#### EXCERPTED DATA ####

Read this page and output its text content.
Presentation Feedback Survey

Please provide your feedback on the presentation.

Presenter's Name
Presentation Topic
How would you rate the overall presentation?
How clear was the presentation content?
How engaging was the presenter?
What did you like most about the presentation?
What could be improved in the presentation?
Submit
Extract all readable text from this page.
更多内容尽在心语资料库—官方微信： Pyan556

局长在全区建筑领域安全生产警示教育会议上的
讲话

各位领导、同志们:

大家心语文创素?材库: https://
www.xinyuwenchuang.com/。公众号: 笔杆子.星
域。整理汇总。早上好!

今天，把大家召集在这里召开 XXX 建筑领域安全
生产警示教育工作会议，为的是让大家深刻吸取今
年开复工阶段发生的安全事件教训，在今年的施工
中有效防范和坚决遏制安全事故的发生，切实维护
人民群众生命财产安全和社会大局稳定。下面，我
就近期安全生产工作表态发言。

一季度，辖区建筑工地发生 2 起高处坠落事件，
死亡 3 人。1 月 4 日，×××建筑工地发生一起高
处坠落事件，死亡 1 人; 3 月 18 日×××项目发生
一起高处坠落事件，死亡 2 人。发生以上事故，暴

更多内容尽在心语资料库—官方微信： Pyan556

####
#### EXCERPTED DATA ####

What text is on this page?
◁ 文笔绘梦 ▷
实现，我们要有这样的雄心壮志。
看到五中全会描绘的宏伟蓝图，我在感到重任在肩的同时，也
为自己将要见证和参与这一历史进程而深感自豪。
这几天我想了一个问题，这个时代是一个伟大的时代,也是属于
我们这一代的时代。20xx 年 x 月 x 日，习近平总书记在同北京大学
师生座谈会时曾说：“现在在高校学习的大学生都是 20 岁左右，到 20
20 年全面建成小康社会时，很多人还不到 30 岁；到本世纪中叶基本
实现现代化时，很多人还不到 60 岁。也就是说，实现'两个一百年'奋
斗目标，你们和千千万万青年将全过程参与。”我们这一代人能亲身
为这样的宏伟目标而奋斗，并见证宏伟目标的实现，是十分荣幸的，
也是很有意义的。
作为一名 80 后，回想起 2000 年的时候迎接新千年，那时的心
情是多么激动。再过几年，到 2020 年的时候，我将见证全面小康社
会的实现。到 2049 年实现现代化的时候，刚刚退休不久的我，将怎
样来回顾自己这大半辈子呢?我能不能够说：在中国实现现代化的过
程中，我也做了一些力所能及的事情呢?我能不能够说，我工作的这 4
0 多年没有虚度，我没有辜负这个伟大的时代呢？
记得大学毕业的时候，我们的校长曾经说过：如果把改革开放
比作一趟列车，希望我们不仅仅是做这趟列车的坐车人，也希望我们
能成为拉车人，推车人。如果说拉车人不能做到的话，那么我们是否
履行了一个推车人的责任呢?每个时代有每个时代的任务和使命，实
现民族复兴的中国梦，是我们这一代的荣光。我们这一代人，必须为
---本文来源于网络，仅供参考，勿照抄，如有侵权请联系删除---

####

**GIVEN PROBLEM:** Scan the records above for the string "text", then report every line that contains it.

**RESPONSE TO THE TASK:**
Read this page and output its text content.
Extract all readable text from this page.
What text is on this page?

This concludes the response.